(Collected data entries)
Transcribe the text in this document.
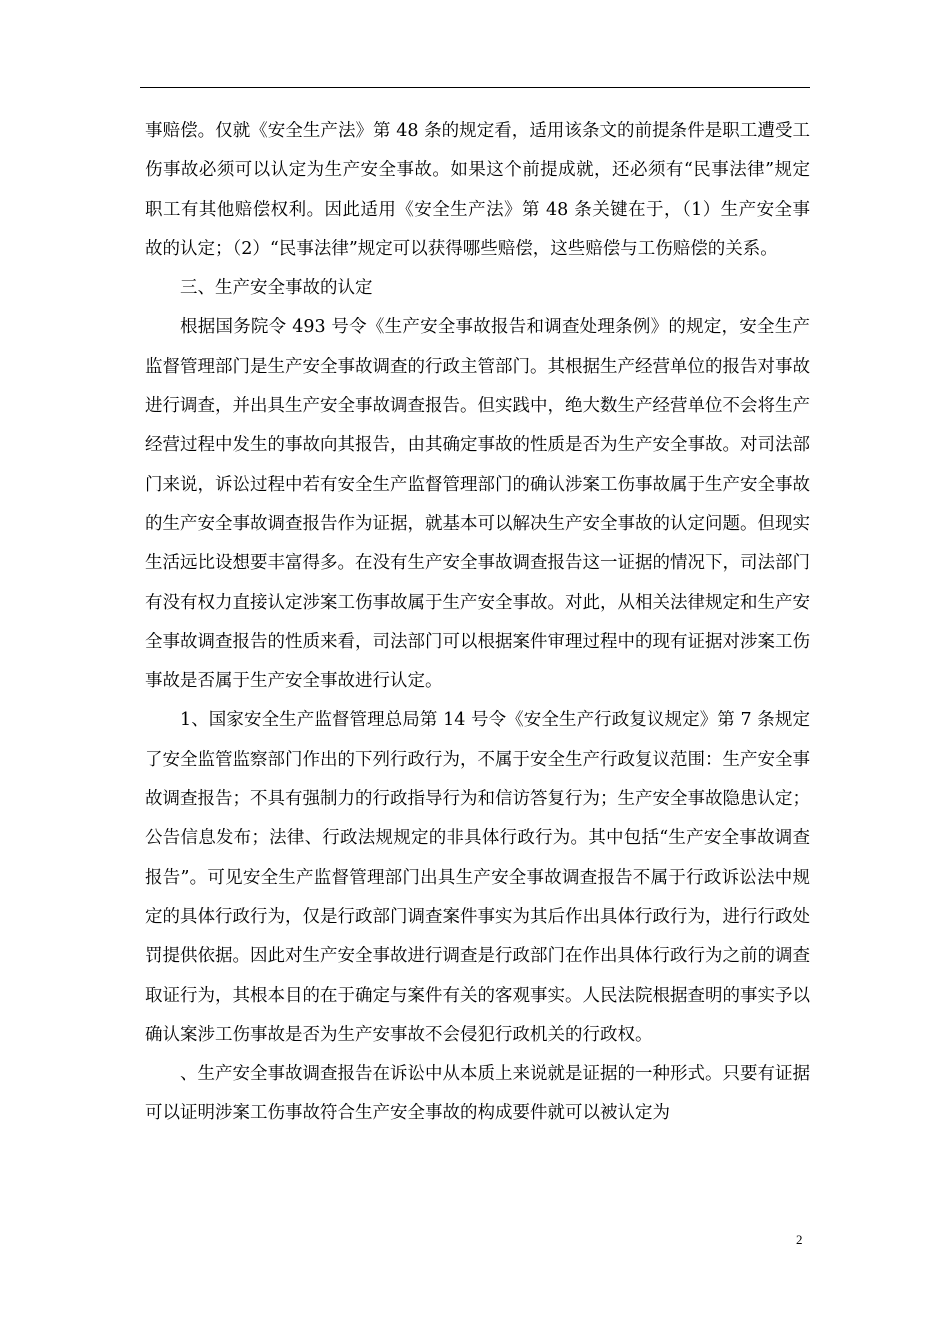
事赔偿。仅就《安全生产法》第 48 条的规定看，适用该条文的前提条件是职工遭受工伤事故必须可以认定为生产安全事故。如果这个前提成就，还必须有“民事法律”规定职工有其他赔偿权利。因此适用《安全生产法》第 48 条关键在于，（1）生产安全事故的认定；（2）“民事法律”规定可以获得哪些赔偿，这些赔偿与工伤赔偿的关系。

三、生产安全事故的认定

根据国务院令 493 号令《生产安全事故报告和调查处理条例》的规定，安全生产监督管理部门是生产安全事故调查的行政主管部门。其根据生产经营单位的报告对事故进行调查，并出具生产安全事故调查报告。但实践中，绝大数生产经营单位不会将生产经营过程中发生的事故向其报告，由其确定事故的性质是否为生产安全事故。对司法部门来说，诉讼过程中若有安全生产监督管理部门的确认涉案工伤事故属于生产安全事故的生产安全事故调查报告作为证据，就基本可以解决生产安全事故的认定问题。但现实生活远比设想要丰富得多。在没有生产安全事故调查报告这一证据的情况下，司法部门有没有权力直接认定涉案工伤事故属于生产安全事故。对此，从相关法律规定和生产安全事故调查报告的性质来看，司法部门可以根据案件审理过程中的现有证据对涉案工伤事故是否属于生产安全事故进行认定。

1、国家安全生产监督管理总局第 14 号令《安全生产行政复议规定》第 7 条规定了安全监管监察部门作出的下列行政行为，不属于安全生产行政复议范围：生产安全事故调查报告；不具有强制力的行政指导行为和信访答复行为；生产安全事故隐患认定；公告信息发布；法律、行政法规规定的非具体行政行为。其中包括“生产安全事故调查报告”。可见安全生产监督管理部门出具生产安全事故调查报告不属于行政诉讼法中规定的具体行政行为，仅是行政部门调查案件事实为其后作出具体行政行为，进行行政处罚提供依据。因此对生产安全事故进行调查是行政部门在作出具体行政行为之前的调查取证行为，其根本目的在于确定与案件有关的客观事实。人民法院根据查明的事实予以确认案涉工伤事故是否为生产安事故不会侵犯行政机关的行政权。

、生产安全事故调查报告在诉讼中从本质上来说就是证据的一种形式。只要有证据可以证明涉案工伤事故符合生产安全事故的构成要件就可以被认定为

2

==

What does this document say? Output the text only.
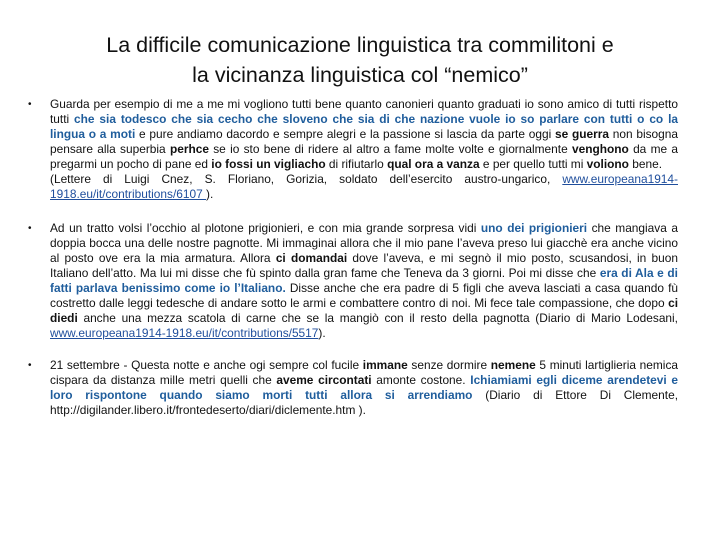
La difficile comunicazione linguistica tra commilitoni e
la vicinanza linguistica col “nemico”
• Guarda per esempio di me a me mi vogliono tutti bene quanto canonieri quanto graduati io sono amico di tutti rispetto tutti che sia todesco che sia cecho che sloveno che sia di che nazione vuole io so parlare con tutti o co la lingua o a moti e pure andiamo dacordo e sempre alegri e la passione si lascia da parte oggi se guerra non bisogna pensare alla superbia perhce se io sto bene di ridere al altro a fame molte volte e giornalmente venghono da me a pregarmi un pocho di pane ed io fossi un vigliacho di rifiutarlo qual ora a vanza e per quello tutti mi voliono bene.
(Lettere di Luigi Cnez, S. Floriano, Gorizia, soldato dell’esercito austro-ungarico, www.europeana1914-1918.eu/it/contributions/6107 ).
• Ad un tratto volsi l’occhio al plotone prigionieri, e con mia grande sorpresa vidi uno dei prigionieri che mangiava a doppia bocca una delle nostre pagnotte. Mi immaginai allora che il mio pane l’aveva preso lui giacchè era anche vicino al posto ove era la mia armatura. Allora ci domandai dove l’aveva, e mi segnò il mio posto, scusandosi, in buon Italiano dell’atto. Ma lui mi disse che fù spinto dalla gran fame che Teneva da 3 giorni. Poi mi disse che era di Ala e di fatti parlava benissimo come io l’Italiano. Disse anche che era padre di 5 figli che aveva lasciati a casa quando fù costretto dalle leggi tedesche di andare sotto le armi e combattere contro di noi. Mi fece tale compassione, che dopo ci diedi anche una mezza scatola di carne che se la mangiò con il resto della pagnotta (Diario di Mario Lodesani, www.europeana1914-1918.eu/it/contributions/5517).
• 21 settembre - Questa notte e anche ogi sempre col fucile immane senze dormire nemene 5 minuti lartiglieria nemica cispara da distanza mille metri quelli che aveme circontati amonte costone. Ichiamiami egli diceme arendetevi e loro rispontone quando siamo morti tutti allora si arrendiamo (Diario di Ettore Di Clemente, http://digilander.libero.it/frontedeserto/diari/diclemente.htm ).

◆ WHAT THIS TASK INVOLVES ◆
Go through the material and copy out every line with "text" in it.

◆ WRITTEN SOLUTION ◆
Transcribe the text in this document.
What does this document say? Output the text only.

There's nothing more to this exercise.